Records contained in a dataset:
────────────────

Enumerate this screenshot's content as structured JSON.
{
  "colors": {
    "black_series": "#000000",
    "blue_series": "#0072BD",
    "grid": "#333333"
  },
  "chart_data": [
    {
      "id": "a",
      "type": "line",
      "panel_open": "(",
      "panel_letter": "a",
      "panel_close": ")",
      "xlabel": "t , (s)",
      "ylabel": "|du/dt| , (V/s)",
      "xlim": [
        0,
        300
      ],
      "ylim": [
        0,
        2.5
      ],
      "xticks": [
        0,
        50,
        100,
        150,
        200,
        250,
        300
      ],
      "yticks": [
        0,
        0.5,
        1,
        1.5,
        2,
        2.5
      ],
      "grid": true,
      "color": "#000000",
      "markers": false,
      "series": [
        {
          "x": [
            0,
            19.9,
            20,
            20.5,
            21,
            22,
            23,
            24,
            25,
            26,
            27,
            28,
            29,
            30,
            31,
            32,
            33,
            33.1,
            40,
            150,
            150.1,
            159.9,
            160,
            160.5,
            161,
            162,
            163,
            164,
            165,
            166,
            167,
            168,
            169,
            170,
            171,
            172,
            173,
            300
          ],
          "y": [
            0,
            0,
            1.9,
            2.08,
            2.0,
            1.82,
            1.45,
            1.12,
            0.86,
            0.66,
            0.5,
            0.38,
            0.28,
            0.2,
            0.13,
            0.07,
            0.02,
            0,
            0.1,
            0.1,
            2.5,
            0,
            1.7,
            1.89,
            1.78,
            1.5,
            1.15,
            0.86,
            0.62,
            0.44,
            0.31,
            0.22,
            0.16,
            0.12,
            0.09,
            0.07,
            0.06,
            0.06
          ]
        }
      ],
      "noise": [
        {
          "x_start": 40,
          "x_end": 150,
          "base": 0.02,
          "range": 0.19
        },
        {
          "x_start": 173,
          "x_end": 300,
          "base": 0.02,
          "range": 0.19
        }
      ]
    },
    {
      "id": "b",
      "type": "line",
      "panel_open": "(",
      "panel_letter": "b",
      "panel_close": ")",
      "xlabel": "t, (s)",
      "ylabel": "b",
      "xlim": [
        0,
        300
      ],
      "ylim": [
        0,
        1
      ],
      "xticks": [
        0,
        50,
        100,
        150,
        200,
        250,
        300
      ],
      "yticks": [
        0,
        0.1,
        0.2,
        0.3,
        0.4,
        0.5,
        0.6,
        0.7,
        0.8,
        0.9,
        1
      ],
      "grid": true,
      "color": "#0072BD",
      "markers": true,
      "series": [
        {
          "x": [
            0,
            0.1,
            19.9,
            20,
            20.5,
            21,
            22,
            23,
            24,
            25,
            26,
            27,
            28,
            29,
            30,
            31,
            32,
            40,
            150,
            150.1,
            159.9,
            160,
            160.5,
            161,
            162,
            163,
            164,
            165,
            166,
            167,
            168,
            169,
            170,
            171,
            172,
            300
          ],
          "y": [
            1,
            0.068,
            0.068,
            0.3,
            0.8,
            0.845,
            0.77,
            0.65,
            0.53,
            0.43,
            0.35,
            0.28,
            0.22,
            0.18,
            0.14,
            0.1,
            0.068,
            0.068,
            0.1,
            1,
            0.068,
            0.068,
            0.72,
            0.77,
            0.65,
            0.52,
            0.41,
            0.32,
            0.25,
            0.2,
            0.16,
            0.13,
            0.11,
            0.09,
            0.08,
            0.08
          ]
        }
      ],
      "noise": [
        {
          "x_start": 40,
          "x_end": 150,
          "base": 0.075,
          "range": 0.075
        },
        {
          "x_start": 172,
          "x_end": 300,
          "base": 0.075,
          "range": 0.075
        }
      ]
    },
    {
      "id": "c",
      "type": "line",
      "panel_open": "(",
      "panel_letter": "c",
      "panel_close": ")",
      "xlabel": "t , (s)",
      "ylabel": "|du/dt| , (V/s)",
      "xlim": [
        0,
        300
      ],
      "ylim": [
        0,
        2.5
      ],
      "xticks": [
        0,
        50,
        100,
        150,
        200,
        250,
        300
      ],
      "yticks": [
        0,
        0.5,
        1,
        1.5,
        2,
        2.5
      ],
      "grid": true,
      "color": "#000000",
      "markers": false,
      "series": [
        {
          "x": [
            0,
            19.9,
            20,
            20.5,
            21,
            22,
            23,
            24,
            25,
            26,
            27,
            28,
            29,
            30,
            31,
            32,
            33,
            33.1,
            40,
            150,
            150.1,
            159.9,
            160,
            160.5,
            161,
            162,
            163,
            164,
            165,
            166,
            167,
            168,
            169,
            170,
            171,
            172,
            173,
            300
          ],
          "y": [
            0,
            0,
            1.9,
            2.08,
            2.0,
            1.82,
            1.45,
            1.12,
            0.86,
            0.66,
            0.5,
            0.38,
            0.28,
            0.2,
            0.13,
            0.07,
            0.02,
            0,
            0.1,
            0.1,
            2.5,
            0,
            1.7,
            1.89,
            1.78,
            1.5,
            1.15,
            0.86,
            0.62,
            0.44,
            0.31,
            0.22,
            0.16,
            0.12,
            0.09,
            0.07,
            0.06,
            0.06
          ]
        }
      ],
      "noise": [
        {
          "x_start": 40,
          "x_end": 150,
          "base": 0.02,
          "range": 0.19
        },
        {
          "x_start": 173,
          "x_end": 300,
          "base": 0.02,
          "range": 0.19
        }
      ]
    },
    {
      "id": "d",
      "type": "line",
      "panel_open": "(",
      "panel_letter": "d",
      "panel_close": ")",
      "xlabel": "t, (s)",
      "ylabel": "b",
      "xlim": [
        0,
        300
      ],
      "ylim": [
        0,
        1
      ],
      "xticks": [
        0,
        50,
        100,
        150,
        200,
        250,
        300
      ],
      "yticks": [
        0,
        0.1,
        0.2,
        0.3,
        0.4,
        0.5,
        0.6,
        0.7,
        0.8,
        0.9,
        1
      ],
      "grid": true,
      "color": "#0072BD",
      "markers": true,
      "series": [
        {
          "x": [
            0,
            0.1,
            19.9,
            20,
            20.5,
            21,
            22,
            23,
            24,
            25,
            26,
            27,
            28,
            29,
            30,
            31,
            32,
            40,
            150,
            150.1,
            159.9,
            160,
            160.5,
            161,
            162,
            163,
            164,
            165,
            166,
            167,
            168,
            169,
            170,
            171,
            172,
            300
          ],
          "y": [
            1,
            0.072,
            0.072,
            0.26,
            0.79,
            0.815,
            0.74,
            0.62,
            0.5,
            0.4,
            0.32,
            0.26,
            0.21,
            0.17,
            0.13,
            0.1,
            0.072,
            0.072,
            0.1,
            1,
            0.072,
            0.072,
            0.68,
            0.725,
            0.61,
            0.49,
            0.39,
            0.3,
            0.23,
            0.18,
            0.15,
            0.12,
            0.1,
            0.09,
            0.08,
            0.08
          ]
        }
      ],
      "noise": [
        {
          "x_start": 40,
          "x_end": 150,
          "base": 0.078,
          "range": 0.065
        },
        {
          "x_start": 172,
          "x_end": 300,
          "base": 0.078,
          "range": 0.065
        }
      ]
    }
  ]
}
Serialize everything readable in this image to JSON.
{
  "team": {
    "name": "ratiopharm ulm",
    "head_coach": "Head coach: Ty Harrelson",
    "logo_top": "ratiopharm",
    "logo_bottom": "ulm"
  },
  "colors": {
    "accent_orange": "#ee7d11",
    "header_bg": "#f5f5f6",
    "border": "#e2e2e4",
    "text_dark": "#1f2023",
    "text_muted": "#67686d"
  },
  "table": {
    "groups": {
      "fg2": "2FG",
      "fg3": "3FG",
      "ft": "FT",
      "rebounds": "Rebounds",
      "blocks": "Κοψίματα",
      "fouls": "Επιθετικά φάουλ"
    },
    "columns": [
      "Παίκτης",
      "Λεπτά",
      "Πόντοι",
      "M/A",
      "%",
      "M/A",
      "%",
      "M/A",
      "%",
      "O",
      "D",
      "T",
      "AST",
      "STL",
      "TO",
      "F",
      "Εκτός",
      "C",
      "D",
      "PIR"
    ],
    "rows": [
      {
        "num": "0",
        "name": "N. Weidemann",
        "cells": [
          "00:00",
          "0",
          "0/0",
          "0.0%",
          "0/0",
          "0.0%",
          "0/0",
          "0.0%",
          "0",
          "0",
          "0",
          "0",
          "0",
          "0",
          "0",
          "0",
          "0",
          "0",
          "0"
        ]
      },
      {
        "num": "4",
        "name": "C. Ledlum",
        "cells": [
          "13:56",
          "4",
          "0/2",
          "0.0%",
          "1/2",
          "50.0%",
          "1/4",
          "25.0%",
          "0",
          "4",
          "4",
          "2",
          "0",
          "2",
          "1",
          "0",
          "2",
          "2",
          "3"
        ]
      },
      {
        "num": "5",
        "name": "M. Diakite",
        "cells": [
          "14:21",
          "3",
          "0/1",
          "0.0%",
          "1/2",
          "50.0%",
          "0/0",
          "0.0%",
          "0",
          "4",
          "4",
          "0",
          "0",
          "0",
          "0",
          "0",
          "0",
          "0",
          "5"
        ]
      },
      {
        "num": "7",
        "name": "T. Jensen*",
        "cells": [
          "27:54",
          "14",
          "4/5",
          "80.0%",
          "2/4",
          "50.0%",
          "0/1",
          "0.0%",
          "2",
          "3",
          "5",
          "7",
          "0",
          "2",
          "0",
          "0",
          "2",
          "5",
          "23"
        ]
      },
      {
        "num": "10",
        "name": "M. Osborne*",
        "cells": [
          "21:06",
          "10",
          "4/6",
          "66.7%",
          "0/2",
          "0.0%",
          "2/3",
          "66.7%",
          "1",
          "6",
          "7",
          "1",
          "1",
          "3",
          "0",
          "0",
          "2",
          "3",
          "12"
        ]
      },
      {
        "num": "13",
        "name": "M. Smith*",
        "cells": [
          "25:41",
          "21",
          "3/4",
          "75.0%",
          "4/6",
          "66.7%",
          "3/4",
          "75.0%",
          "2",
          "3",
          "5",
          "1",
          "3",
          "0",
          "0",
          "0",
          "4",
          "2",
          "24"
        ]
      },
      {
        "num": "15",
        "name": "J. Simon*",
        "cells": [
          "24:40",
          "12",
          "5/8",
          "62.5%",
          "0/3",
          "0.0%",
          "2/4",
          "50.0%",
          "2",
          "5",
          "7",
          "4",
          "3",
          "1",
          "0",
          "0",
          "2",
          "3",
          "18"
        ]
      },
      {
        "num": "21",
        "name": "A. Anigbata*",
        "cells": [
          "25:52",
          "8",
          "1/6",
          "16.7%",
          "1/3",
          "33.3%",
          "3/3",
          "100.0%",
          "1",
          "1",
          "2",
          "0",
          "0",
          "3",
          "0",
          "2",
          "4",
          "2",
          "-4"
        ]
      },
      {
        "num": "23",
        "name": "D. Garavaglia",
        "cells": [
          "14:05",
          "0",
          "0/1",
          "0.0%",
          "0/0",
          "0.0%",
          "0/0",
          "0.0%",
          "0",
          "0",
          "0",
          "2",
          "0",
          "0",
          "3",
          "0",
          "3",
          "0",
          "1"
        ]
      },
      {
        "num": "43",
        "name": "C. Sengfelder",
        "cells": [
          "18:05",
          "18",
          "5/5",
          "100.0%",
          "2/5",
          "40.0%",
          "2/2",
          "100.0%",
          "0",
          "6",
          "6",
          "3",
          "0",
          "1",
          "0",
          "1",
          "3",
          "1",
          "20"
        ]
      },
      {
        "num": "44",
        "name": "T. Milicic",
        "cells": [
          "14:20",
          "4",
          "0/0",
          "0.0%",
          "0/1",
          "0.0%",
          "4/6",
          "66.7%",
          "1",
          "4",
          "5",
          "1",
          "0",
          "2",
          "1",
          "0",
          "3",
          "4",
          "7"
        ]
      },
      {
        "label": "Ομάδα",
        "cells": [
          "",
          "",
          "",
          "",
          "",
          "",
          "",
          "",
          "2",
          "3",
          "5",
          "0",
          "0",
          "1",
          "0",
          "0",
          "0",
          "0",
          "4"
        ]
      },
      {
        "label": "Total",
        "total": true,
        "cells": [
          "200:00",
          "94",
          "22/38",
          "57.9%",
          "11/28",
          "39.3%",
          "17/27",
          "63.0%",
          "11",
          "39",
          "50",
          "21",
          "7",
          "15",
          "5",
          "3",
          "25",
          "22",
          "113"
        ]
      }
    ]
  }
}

────────────────

Your task:
Which lines include the word "name"? Copy every one of them.

Expected output:
    "name": "ratiopharm ulm",
        "name": "N. Weidemann",
        "name": "C. Ledlum",
        "name": "M. Diakite",
        "name": "T. Jensen*",
        "name": "M. Osborne*",
        "name": "M. Smith*",
        "name": "J. Simon*",
        "name": "A. Anigbata*",
        "name": "D. Garavaglia",
        "name": "C. Sengfelder",
        "name": "T. Milicic",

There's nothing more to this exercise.